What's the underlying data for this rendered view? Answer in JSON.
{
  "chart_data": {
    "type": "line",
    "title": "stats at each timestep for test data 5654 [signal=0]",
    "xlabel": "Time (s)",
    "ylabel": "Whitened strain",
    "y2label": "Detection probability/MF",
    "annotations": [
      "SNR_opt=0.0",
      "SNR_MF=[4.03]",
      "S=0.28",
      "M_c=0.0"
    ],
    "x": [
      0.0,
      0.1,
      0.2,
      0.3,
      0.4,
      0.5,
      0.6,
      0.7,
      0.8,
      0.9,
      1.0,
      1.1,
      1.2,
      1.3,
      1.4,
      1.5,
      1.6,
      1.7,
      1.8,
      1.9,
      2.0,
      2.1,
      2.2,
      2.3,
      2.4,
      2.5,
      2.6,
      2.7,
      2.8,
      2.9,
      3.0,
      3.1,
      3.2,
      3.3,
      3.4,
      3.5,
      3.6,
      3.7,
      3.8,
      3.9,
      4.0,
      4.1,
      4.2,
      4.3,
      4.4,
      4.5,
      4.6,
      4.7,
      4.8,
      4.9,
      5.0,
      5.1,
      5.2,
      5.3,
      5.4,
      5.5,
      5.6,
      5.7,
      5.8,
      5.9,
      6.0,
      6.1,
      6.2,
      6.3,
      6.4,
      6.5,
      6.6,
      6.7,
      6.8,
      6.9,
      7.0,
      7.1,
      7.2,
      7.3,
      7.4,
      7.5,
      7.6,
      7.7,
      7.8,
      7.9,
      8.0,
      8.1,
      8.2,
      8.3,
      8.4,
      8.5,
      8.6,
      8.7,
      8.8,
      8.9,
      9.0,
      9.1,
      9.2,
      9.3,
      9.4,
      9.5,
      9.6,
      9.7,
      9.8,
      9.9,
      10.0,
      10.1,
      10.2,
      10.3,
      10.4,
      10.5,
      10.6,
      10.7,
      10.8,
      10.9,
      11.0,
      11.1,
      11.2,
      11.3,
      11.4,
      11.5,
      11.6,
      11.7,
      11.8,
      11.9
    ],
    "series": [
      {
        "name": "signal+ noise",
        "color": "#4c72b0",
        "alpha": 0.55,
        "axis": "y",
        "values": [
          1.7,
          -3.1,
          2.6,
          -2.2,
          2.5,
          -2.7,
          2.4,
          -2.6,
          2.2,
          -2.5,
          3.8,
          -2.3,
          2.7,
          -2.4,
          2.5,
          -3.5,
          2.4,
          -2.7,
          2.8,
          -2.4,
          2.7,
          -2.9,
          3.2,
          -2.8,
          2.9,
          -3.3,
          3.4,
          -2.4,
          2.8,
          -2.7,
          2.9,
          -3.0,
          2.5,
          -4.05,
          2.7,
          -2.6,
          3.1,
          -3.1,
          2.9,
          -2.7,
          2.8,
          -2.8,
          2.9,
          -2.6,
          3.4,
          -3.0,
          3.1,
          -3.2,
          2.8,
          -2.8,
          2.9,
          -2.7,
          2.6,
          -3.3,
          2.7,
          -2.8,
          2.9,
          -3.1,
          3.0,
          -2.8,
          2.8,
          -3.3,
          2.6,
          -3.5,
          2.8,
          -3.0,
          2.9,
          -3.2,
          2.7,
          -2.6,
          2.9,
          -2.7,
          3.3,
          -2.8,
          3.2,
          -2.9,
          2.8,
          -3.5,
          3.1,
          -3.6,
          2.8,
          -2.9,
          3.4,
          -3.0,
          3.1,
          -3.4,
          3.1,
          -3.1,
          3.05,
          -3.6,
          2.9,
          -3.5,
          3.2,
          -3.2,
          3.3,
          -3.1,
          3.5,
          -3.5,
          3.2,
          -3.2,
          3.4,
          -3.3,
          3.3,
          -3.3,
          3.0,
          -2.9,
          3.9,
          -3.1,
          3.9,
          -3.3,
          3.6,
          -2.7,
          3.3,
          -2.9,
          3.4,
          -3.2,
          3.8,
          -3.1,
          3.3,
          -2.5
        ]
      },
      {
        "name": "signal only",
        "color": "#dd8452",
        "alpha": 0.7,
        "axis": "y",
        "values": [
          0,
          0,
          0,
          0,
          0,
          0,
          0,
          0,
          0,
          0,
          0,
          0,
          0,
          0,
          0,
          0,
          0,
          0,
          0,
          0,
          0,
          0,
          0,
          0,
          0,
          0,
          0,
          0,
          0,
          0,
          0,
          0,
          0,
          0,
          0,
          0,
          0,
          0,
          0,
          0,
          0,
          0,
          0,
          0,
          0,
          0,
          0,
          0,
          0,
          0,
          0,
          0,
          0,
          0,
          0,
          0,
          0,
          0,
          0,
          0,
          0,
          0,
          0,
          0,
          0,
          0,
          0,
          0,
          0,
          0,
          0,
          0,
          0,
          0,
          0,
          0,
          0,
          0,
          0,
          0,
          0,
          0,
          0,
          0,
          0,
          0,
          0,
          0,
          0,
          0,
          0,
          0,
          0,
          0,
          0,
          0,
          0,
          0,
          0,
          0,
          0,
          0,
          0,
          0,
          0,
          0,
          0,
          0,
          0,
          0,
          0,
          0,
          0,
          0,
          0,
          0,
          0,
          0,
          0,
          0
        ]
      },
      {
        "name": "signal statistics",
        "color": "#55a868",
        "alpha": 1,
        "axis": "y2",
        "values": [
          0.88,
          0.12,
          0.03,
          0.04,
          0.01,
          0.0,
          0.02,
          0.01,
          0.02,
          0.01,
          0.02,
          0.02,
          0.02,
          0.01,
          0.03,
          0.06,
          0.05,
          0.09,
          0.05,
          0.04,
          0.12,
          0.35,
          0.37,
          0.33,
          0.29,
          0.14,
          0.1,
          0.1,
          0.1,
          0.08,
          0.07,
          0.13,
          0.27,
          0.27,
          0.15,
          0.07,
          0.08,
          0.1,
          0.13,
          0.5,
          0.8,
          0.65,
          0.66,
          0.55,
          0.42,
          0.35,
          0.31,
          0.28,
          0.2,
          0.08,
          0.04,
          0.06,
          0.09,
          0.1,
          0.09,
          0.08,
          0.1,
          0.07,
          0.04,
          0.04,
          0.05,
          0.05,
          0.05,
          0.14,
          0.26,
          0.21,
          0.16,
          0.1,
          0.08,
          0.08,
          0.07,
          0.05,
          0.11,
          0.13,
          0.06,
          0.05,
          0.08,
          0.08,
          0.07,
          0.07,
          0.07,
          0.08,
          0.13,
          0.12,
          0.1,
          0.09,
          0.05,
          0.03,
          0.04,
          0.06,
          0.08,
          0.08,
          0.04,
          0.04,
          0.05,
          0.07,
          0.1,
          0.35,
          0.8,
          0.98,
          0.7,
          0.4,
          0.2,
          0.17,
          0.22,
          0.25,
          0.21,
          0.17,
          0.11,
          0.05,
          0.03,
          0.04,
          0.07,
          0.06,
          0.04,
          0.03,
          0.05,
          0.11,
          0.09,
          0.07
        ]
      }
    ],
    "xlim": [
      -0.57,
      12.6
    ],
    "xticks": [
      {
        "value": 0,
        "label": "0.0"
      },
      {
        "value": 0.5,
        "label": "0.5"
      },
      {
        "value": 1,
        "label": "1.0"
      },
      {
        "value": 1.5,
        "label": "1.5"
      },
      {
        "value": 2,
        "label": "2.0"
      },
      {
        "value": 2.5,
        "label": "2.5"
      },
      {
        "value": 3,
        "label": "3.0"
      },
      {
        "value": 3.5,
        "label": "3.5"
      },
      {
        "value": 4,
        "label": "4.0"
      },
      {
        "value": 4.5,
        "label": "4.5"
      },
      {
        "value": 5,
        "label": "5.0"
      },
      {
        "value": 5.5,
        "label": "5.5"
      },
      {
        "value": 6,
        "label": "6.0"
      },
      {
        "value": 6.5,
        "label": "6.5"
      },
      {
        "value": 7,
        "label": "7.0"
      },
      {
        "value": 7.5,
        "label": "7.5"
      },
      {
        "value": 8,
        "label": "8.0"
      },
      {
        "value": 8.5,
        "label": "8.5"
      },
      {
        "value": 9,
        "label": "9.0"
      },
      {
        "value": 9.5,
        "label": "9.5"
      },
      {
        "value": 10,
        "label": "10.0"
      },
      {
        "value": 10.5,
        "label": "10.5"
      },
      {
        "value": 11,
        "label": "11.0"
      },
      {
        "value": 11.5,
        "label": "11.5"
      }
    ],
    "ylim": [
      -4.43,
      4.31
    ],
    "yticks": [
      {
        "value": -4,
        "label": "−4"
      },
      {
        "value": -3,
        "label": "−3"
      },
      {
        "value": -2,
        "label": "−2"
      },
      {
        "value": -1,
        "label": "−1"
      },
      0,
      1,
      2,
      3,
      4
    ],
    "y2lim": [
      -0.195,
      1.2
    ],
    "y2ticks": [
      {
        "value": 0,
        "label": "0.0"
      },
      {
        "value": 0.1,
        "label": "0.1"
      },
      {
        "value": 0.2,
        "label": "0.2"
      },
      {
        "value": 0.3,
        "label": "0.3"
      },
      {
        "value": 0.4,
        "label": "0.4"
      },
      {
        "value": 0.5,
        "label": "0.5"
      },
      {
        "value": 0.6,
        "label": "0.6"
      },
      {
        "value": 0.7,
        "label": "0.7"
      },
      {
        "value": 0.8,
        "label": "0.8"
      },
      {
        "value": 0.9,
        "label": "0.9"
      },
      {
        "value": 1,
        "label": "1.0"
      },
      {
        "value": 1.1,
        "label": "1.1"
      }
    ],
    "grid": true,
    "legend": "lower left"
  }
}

• [Goal of the exercise]:
Search the data above for the string "name" and copy each line that has it.

• [Output for this task]:
        "name": "signal+ noise",
        "name": "signal only",
        "name": "signal statistics",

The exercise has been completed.